Material to process:

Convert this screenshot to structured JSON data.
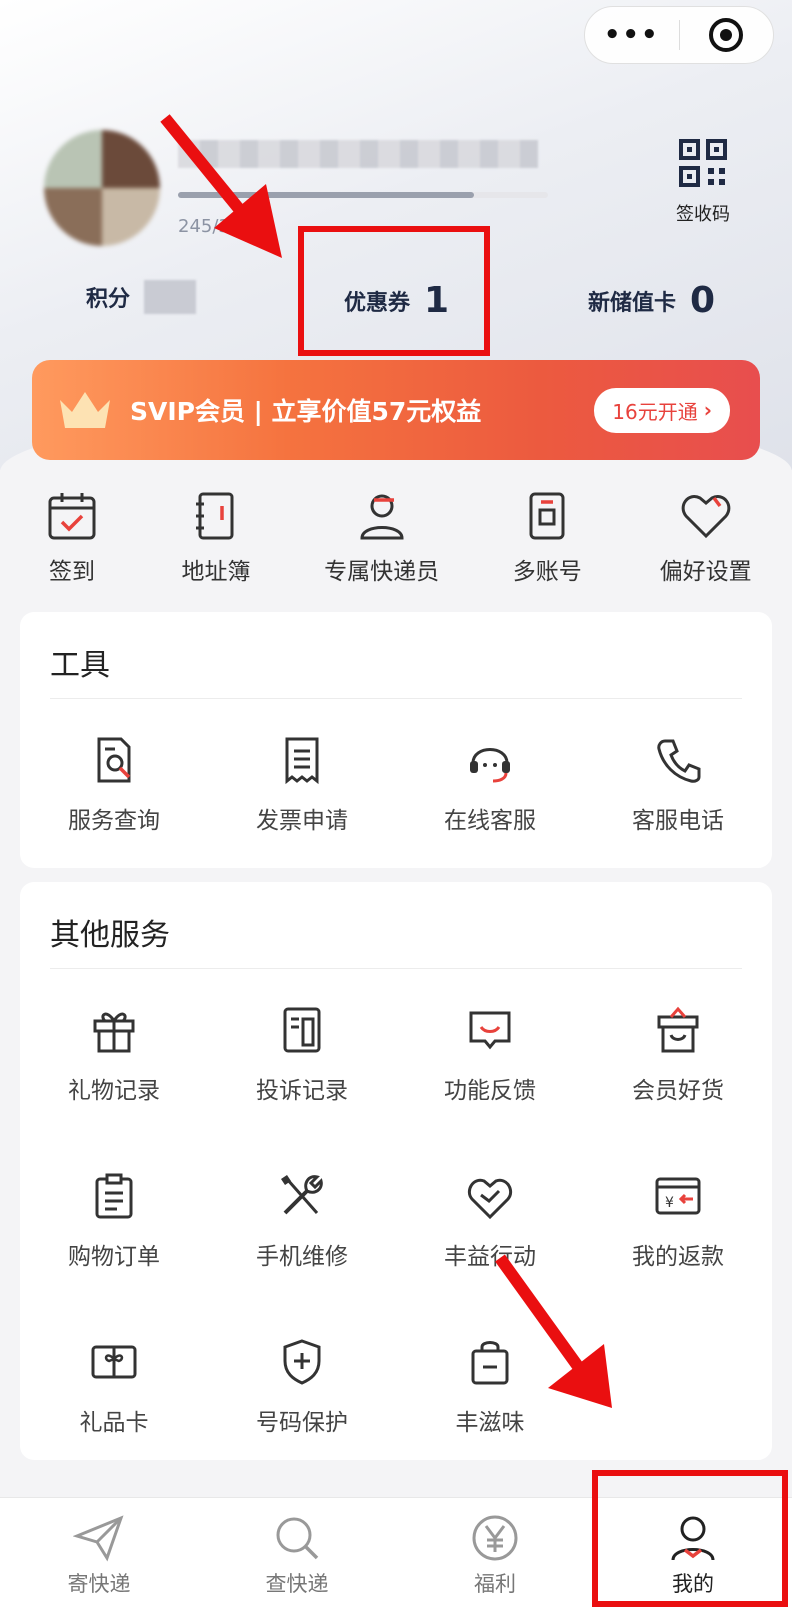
{
  "header": {
    "capsule": {
      "more_icon": "more-dots-icon",
      "close_icon": "target-icon",
      "dots": "•••"
    },
    "profile": {
      "progress_text": "245/30",
      "progress_fraction": 0.8
    },
    "qr": {
      "icon": "qr-code-icon",
      "label": "签收码"
    },
    "stats": [
      {
        "label": "积分",
        "value": ""
      },
      {
        "label": "优惠券",
        "value": "1"
      },
      {
        "label": "新储值卡",
        "value": "0"
      }
    ]
  },
  "svip": {
    "text": "SVIP会员 | 立享价值57元权益",
    "button": "16元开通",
    "chevron": "›"
  },
  "quick_actions": [
    {
      "label": "签到",
      "icon": "calendar-check-icon"
    },
    {
      "label": "地址簿",
      "icon": "address-book-icon"
    },
    {
      "label": "专属快递员",
      "icon": "courier-icon"
    },
    {
      "label": "多账号",
      "icon": "multi-account-icon"
    },
    {
      "label": "偏好设置",
      "icon": "heart-icon"
    }
  ],
  "tools": {
    "title": "工具",
    "items": [
      {
        "label": "服务查询",
        "icon": "service-search-icon"
      },
      {
        "label": "发票申请",
        "icon": "invoice-icon"
      },
      {
        "label": "在线客服",
        "icon": "headset-icon"
      },
      {
        "label": "客服电话",
        "icon": "phone-icon"
      }
    ]
  },
  "other_services": {
    "title": "其他服务",
    "items": [
      {
        "label": "礼物记录",
        "icon": "gift-icon"
      },
      {
        "label": "投诉记录",
        "icon": "complaint-record-icon"
      },
      {
        "label": "功能反馈",
        "icon": "feedback-icon"
      },
      {
        "label": "会员好货",
        "icon": "member-goods-icon"
      },
      {
        "label": "购物订单",
        "icon": "clipboard-icon"
      },
      {
        "label": "手机维修",
        "icon": "tools-icon"
      },
      {
        "label": "丰益行动",
        "icon": "charity-heart-icon"
      },
      {
        "label": "我的返款",
        "icon": "refund-icon"
      },
      {
        "label": "礼品卡",
        "icon": "gift-card-icon"
      },
      {
        "label": "号码保护",
        "icon": "shield-plus-icon"
      },
      {
        "label": "丰滋味",
        "icon": "shopping-bag-icon"
      }
    ]
  },
  "tabbar": [
    {
      "label": "寄快递",
      "icon": "send-icon",
      "active": false
    },
    {
      "label": "查快递",
      "icon": "search-icon",
      "active": false
    },
    {
      "label": "福利",
      "icon": "yuan-icon",
      "active": false
    },
    {
      "label": "我的",
      "icon": "profile-icon",
      "active": true
    }
  ],
  "colors": {
    "accent_red": "#e8423c",
    "annotation_red": "#ea0f10",
    "stat_text": "#1f2a44",
    "svip_gradient_start": "#ff9a5e",
    "svip_gradient_end": "#e84e4e"
  }
}
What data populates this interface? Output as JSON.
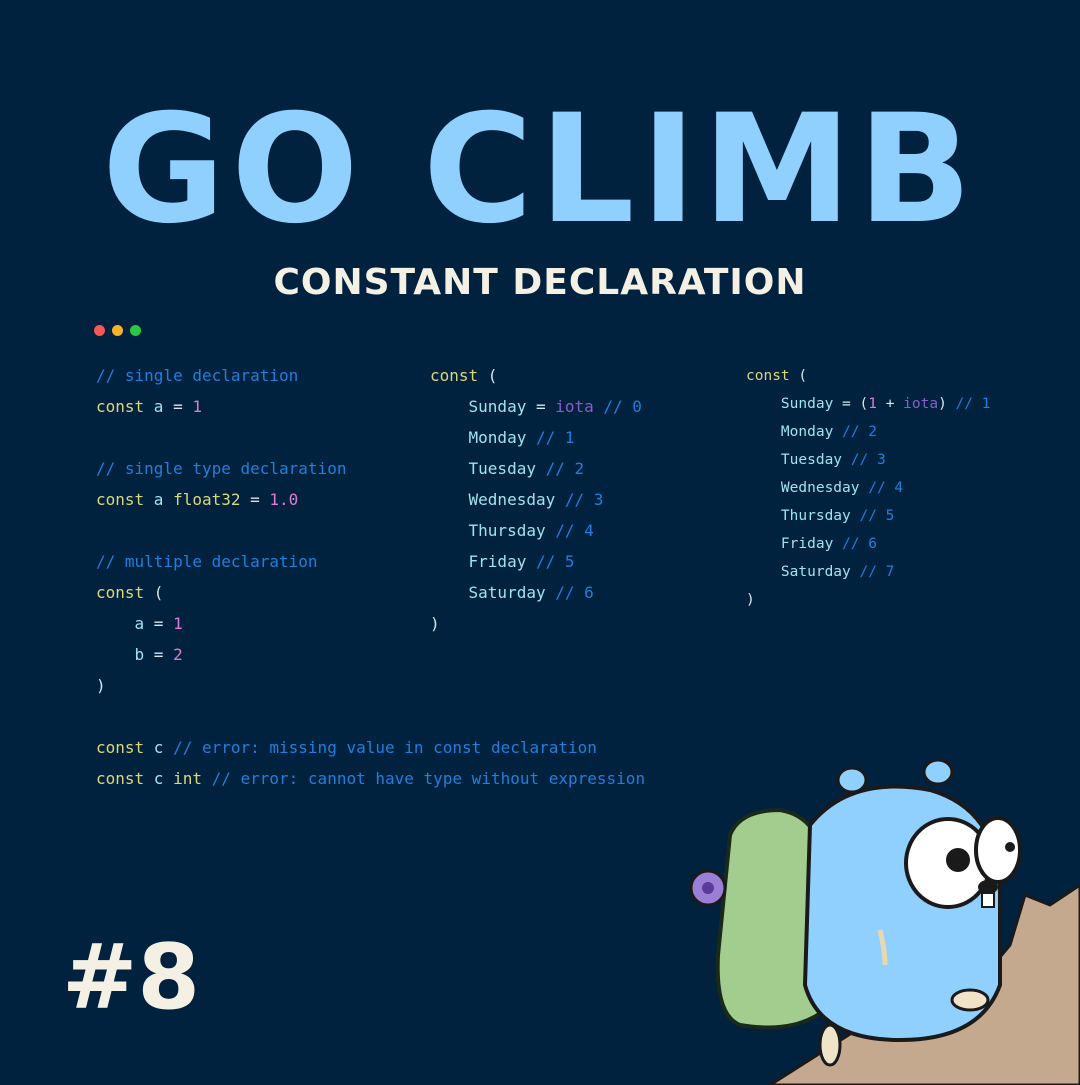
{
  "header": {
    "title": "GO CLIMB",
    "subtitle": "CONSTANT DECLARATION"
  },
  "badge": "#8",
  "colors": {
    "background": "#00223f",
    "title": "#8fd0ff",
    "keyword": "#dcd67a",
    "ident": "#9fe3ec",
    "comment": "#1f7fdb",
    "number": "#e07ad6",
    "builtin": "#8a5cc7",
    "plain": "#d8e6ee"
  },
  "window_dots": [
    "#f25a55",
    "#f4b22a",
    "#2ec444"
  ],
  "code_blocks": [
    {
      "lines": [
        [
          [
            "comment",
            "// single declaration"
          ]
        ],
        [
          [
            "keyword",
            "const "
          ],
          [
            "ident",
            "a"
          ],
          [
            "plain",
            " = "
          ],
          [
            "number",
            "1"
          ]
        ],
        [],
        [
          [
            "comment",
            "// single type declaration"
          ]
        ],
        [
          [
            "keyword",
            "const "
          ],
          [
            "ident",
            "a "
          ],
          [
            "keyword",
            "float32"
          ],
          [
            "plain",
            " = "
          ],
          [
            "number",
            "1.0"
          ]
        ],
        [],
        [
          [
            "comment",
            "// multiple declaration"
          ]
        ],
        [
          [
            "keyword",
            "const "
          ],
          [
            "plain",
            "("
          ]
        ],
        [
          [
            "ident",
            "    a"
          ],
          [
            "plain",
            " = "
          ],
          [
            "number",
            "1"
          ]
        ],
        [
          [
            "ident",
            "    b"
          ],
          [
            "plain",
            " = "
          ],
          [
            "number",
            "2"
          ]
        ],
        [
          [
            "plain",
            ")"
          ]
        ],
        [],
        [
          [
            "keyword",
            "const "
          ],
          [
            "ident",
            "c "
          ],
          [
            "comment",
            "// error: missing value in const declaration"
          ]
        ],
        [
          [
            "keyword",
            "const "
          ],
          [
            "ident",
            "c "
          ],
          [
            "keyword",
            "int "
          ],
          [
            "comment",
            "// error: cannot have type without expression"
          ]
        ]
      ]
    },
    {
      "lines": [
        [
          [
            "keyword",
            "const "
          ],
          [
            "plain",
            "("
          ]
        ],
        [
          [
            "ident",
            "    Sunday"
          ],
          [
            "plain",
            " = "
          ],
          [
            "builtin",
            "iota"
          ],
          [
            "comment",
            " // 0"
          ]
        ],
        [
          [
            "ident",
            "    Monday"
          ],
          [
            "comment",
            " // 1"
          ]
        ],
        [
          [
            "ident",
            "    Tuesday"
          ],
          [
            "comment",
            " // 2"
          ]
        ],
        [
          [
            "ident",
            "    Wednesday"
          ],
          [
            "comment",
            " // 3"
          ]
        ],
        [
          [
            "ident",
            "    Thursday"
          ],
          [
            "comment",
            " // 4"
          ]
        ],
        [
          [
            "ident",
            "    Friday"
          ],
          [
            "comment",
            " // 5"
          ]
        ],
        [
          [
            "ident",
            "    Saturday"
          ],
          [
            "comment",
            " // 6"
          ]
        ],
        [
          [
            "plain",
            ")"
          ]
        ]
      ]
    },
    {
      "lines": [
        [
          [
            "keyword",
            "const "
          ],
          [
            "plain",
            "("
          ]
        ],
        [
          [
            "ident",
            "    Sunday"
          ],
          [
            "plain",
            " = ("
          ],
          [
            "number",
            "1"
          ],
          [
            "plain",
            " + "
          ],
          [
            "builtin",
            "iota"
          ],
          [
            "plain",
            ")"
          ],
          [
            "comment",
            " // 1"
          ]
        ],
        [
          [
            "ident",
            "    Monday"
          ],
          [
            "comment",
            " // 2"
          ]
        ],
        [
          [
            "ident",
            "    Tuesday"
          ],
          [
            "comment",
            " // 3"
          ]
        ],
        [
          [
            "ident",
            "    Wednesday"
          ],
          [
            "comment",
            " // 4"
          ]
        ],
        [
          [
            "ident",
            "    Thursday"
          ],
          [
            "comment",
            " // 5"
          ]
        ],
        [
          [
            "ident",
            "    Friday"
          ],
          [
            "comment",
            " // 6"
          ]
        ],
        [
          [
            "ident",
            "    Saturday"
          ],
          [
            "comment",
            " // 7"
          ]
        ],
        [
          [
            "plain",
            ")"
          ]
        ]
      ]
    }
  ],
  "illustration": {
    "icon": "gopher-climbing-icon"
  }
}
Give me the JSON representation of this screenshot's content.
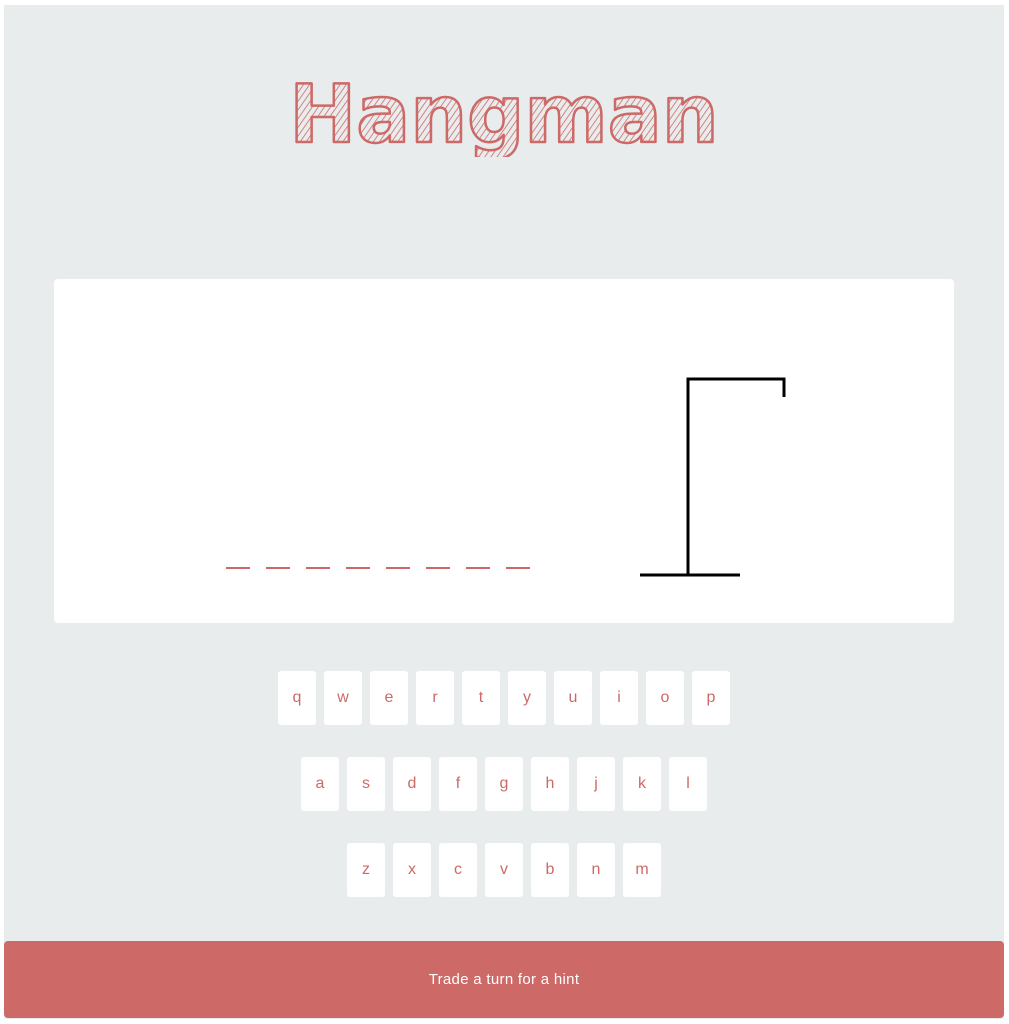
{
  "app": {
    "title": "Hangman",
    "accent_color": "#cd6967",
    "background_color": "#e8eced"
  },
  "word": {
    "letter_count": 8,
    "revealed": [
      "",
      "",
      "",
      "",
      "",
      "",
      "",
      ""
    ]
  },
  "gallows": {
    "stage": "empty gallows (base, pole, beam, rope)"
  },
  "keyboard": {
    "rows": [
      [
        "q",
        "w",
        "e",
        "r",
        "t",
        "y",
        "u",
        "i",
        "o",
        "p"
      ],
      [
        "a",
        "s",
        "d",
        "f",
        "g",
        "h",
        "j",
        "k",
        "l"
      ],
      [
        "z",
        "x",
        "c",
        "v",
        "b",
        "n",
        "m"
      ]
    ]
  },
  "hint_button": {
    "label": "Trade a turn for a hint"
  }
}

Exercise details: Pick out each line above that includes "JSON" and show it.

Full solution:
Convert this screenshot to structured JSON data.
What data populates this interface? Output as JSON.
Give me the JSON representation of this screenshot's content.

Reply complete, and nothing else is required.